> YOUR TASK: Copy out every line exactly as given.

— START OF ITEMS —

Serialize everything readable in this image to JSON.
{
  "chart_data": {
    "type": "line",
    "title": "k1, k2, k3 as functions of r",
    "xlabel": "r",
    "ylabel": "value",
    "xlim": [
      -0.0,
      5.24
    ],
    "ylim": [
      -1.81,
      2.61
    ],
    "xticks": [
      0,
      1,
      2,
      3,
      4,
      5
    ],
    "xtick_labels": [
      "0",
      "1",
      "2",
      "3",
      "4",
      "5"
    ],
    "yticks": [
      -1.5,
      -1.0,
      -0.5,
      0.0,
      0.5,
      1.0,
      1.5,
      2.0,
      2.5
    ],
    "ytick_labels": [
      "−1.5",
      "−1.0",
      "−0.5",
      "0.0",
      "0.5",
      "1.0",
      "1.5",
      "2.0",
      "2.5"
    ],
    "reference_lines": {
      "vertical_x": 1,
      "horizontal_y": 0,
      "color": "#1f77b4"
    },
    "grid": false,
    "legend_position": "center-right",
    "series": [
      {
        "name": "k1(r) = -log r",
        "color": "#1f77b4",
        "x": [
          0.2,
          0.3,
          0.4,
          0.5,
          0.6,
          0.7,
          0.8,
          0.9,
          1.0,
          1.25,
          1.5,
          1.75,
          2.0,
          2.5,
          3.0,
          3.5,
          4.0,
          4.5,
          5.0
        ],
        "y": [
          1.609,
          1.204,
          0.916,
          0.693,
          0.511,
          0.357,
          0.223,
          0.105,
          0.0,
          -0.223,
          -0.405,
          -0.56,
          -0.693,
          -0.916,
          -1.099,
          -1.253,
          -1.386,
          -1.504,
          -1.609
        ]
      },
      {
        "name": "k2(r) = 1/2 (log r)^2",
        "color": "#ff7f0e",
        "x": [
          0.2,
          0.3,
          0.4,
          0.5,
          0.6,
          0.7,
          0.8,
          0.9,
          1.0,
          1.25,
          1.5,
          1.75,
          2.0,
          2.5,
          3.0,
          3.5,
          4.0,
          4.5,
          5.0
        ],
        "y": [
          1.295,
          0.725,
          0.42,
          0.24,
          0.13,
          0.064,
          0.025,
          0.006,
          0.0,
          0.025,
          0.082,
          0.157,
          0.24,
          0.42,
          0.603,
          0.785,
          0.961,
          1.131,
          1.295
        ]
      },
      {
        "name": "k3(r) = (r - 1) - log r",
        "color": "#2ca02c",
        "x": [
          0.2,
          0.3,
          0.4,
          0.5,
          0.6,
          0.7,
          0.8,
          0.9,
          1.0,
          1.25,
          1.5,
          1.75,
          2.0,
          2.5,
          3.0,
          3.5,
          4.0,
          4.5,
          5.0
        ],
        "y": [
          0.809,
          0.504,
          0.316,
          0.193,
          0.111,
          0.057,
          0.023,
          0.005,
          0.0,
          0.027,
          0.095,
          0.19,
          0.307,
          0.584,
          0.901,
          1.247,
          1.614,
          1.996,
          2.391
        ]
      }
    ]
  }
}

— END OF ITEMS —

> ANSWER TO THIS TASK:
Serialize everything readable in this image to JSON.
{
  "chart_data": {
    "type": "line",
    "title": "k1, k2, k3 as functions of r",
    "xlabel": "r",
    "ylabel": "value",
    "xlim": [
      -0.0,
      5.24
    ],
    "ylim": [
      -1.81,
      2.61
    ],
    "xticks": [
      0,
      1,
      2,
      3,
      4,
      5
    ],
    "xtick_labels": [
      "0",
      "1",
      "2",
      "3",
      "4",
      "5"
    ],
    "yticks": [
      -1.5,
      -1.0,
      -0.5,
      0.0,
      0.5,
      1.0,
      1.5,
      2.0,
      2.5
    ],
    "ytick_labels": [
      "−1.5",
      "−1.0",
      "−0.5",
      "0.0",
      "0.5",
      "1.0",
      "1.5",
      "2.0",
      "2.5"
    ],
    "reference_lines": {
      "vertical_x": 1,
      "horizontal_y": 0,
      "color": "#1f77b4"
    },
    "grid": false,
    "legend_position": "center-right",
    "series": [
      {
        "name": "k1(r) = -log r",
        "color": "#1f77b4",
        "x": [
          0.2,
          0.3,
          0.4,
          0.5,
          0.6,
          0.7,
          0.8,
          0.9,
          1.0,
          1.25,
          1.5,
          1.75,
          2.0,
          2.5,
          3.0,
          3.5,
          4.0,
          4.5,
          5.0
        ],
        "y": [
          1.609,
          1.204,
          0.916,
          0.693,
          0.511,
          0.357,
          0.223,
          0.105,
          0.0,
          -0.223,
          -0.405,
          -0.56,
          -0.693,
          -0.916,
          -1.099,
          -1.253,
          -1.386,
          -1.504,
          -1.609
        ]
      },
      {
        "name": "k2(r) = 1/2 (log r)^2",
        "color": "#ff7f0e",
        "x": [
          0.2,
          0.3,
          0.4,
          0.5,
          0.6,
          0.7,
          0.8,
          0.9,
          1.0,
          1.25,
          1.5,
          1.75,
          2.0,
          2.5,
          3.0,
          3.5,
          4.0,
          4.5,
          5.0
        ],
        "y": [
          1.295,
          0.725,
          0.42,
          0.24,
          0.13,
          0.064,
          0.025,
          0.006,
          0.0,
          0.025,
          0.082,
          0.157,
          0.24,
          0.42,
          0.603,
          0.785,
          0.961,
          1.131,
          1.295
        ]
      },
      {
        "name": "k3(r) = (r - 1) - log r",
        "color": "#2ca02c",
        "x": [
          0.2,
          0.3,
          0.4,
          0.5,
          0.6,
          0.7,
          0.8,
          0.9,
          1.0,
          1.25,
          1.5,
          1.75,
          2.0,
          2.5,
          3.0,
          3.5,
          4.0,
          4.5,
          5.0
        ],
        "y": [
          0.809,
          0.504,
          0.316,
          0.193,
          0.111,
          0.057,
          0.023,
          0.005,
          0.0,
          0.027,
          0.095,
          0.19,
          0.307,
          0.584,
          0.901,
          1.247,
          1.614,
          1.996,
          2.391
        ]
      }
    ]
  }
}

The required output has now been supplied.